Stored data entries
START
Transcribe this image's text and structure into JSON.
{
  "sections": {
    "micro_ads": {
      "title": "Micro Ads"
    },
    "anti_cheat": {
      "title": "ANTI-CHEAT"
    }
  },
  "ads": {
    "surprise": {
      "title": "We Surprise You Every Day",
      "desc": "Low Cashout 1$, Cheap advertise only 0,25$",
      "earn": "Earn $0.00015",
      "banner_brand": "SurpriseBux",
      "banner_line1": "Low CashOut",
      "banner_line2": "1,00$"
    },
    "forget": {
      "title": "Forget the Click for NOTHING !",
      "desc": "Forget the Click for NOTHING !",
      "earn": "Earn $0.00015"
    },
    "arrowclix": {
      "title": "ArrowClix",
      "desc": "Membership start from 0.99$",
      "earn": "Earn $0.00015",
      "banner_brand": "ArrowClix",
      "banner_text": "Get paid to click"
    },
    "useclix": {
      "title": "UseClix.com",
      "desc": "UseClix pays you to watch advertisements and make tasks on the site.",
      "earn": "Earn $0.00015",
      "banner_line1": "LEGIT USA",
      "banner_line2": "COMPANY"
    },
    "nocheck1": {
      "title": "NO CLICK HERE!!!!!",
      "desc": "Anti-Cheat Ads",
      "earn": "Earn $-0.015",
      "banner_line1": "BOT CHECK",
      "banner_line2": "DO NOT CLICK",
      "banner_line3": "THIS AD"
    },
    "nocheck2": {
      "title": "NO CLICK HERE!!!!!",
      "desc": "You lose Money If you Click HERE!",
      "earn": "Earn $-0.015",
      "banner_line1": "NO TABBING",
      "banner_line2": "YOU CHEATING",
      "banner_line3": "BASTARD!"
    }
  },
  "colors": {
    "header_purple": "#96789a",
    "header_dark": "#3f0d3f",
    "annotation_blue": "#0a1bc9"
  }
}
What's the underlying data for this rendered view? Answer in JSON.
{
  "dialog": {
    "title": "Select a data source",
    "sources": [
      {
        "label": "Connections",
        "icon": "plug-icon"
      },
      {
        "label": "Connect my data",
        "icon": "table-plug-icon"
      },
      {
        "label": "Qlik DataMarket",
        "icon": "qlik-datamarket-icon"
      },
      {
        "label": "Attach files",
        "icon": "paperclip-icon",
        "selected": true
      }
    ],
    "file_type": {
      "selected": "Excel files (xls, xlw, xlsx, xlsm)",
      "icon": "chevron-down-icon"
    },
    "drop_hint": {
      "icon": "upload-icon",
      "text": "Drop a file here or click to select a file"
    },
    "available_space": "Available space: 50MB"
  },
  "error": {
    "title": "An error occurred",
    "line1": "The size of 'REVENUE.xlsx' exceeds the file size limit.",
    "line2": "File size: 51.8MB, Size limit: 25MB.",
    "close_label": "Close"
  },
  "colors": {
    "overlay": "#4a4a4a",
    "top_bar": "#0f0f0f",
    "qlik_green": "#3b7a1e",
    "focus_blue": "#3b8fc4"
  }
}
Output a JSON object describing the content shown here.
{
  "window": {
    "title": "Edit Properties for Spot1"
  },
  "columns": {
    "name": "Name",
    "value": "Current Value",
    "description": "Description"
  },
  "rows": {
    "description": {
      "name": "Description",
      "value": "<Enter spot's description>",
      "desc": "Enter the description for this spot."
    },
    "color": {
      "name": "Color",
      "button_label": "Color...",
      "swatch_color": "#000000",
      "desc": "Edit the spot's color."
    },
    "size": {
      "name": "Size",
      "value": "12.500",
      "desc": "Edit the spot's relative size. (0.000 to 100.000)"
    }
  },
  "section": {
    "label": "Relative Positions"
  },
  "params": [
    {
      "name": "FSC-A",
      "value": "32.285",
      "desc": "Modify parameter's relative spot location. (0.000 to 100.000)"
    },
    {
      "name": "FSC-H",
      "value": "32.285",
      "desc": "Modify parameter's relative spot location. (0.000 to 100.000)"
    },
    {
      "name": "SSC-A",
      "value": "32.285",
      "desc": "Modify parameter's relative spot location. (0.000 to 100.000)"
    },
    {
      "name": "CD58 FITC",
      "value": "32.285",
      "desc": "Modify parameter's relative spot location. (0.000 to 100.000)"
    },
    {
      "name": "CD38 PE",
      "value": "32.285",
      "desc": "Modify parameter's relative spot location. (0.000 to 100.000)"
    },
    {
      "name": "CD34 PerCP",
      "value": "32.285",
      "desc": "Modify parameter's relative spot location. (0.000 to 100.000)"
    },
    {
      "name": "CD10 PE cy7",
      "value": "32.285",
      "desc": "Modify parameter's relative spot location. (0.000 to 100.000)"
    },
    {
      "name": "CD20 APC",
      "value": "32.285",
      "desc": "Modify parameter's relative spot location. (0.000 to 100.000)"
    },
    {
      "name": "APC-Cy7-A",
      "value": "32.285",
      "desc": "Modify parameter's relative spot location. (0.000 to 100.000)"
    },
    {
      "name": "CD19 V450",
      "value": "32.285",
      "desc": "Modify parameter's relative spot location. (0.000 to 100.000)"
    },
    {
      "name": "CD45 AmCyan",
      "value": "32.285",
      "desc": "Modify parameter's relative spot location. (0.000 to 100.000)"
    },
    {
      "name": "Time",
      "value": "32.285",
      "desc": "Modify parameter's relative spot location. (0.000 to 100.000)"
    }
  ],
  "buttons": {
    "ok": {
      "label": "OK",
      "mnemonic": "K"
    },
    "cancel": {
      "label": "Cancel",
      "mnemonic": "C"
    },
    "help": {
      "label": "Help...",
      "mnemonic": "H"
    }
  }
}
END
- _The exercise_: Every line above needs to be retyped exactly.

- _Completed task_:
Transcribe this image's text and structure into JSON.
{
  "sections": {
    "micro_ads": {
      "title": "Micro Ads"
    },
    "anti_cheat": {
      "title": "ANTI-CHEAT"
    }
  },
  "ads": {
    "surprise": {
      "title": "We Surprise You Every Day",
      "desc": "Low Cashout 1$, Cheap advertise only 0,25$",
      "earn": "Earn $0.00015",
      "banner_brand": "SurpriseBux",
      "banner_line1": "Low CashOut",
      "banner_line2": "1,00$"
    },
    "forget": {
      "title": "Forget the Click for NOTHING !",
      "desc": "Forget the Click for NOTHING !",
      "earn": "Earn $0.00015"
    },
    "arrowclix": {
      "title": "ArrowClix",
      "desc": "Membership start from 0.99$",
      "earn": "Earn $0.00015",
      "banner_brand": "ArrowClix",
      "banner_text": "Get paid to click"
    },
    "useclix": {
      "title": "UseClix.com",
      "desc": "UseClix pays you to watch advertisements and make tasks on the site.",
      "earn": "Earn $0.00015",
      "banner_line1": "LEGIT USA",
      "banner_line2": "COMPANY"
    },
    "nocheck1": {
      "title": "NO CLICK HERE!!!!!",
      "desc": "Anti-Cheat Ads",
      "earn": "Earn $-0.015",
      "banner_line1": "BOT CHECK",
      "banner_line2": "DO NOT CLICK",
      "banner_line3": "THIS AD"
    },
    "nocheck2": {
      "title": "NO CLICK HERE!!!!!",
      "desc": "You lose Money If you Click HERE!",
      "earn": "Earn $-0.015",
      "banner_line1": "NO TABBING",
      "banner_line2": "YOU CHEATING",
      "banner_line3": "BASTARD!"
    }
  },
  "colors": {
    "header_purple": "#96789a",
    "header_dark": "#3f0d3f",
    "annotation_blue": "#0a1bc9"
  }
}
What's the underlying data for this rendered view? Answer in JSON.
{
  "dialog": {
    "title": "Select a data source",
    "sources": [
      {
        "label": "Connections",
        "icon": "plug-icon"
      },
      {
        "label": "Connect my data",
        "icon": "table-plug-icon"
      },
      {
        "label": "Qlik DataMarket",
        "icon": "qlik-datamarket-icon"
      },
      {
        "label": "Attach files",
        "icon": "paperclip-icon",
        "selected": true
      }
    ],
    "file_type": {
      "selected": "Excel files (xls, xlw, xlsx, xlsm)",
      "icon": "chevron-down-icon"
    },
    "drop_hint": {
      "icon": "upload-icon",
      "text": "Drop a file here or click to select a file"
    },
    "available_space": "Available space: 50MB"
  },
  "error": {
    "title": "An error occurred",
    "line1": "The size of 'REVENUE.xlsx' exceeds the file size limit.",
    "line2": "File size: 51.8MB, Size limit: 25MB.",
    "close_label": "Close"
  },
  "colors": {
    "overlay": "#4a4a4a",
    "top_bar": "#0f0f0f",
    "qlik_green": "#3b7a1e",
    "focus_blue": "#3b8fc4"
  }
}
Output a JSON object describing the content shown here.
{
  "window": {
    "title": "Edit Properties for Spot1"
  },
  "columns": {
    "name": "Name",
    "value": "Current Value",
    "description": "Description"
  },
  "rows": {
    "description": {
      "name": "Description",
      "value": "<Enter spot's description>",
      "desc": "Enter the description for this spot."
    },
    "color": {
      "name": "Color",
      "button_label": "Color...",
      "swatch_color": "#000000",
      "desc": "Edit the spot's color."
    },
    "size": {
      "name": "Size",
      "value": "12.500",
      "desc": "Edit the spot's relative size. (0.000 to 100.000)"
    }
  },
  "section": {
    "label": "Relative Positions"
  },
  "params": [
    {
      "name": "FSC-A",
      "value": "32.285",
      "desc": "Modify parameter's relative spot location. (0.000 to 100.000)"
    },
    {
      "name": "FSC-H",
      "value": "32.285",
      "desc": "Modify parameter's relative spot location. (0.000 to 100.000)"
    },
    {
      "name": "SSC-A",
      "value": "32.285",
      "desc": "Modify parameter's relative spot location. (0.000 to 100.000)"
    },
    {
      "name": "CD58 FITC",
      "value": "32.285",
      "desc": "Modify parameter's relative spot location. (0.000 to 100.000)"
    },
    {
      "name": "CD38 PE",
      "value": "32.285",
      "desc": "Modify parameter's relative spot location. (0.000 to 100.000)"
    },
    {
      "name": "CD34 PerCP",
      "value": "32.285",
      "desc": "Modify parameter's relative spot location. (0.000 to 100.000)"
    },
    {
      "name": "CD10 PE cy7",
      "value": "32.285",
      "desc": "Modify parameter's relative spot location. (0.000 to 100.000)"
    },
    {
      "name": "CD20 APC",
      "value": "32.285",
      "desc": "Modify parameter's relative spot location. (0.000 to 100.000)"
    },
    {
      "name": "APC-Cy7-A",
      "value": "32.285",
      "desc": "Modify parameter's relative spot location. (0.000 to 100.000)"
    },
    {
      "name": "CD19 V450",
      "value": "32.285",
      "desc": "Modify parameter's relative spot location. (0.000 to 100.000)"
    },
    {
      "name": "CD45 AmCyan",
      "value": "32.285",
      "desc": "Modify parameter's relative spot location. (0.000 to 100.000)"
    },
    {
      "name": "Time",
      "value": "32.285",
      "desc": "Modify parameter's relative spot location. (0.000 to 100.000)"
    }
  ],
  "buttons": {
    "ok": {
      "label": "OK",
      "mnemonic": "K"
    },
    "cancel": {
      "label": "Cancel",
      "mnemonic": "C"
    },
    "help": {
      "label": "Help...",
      "mnemonic": "H"
    }
  }
}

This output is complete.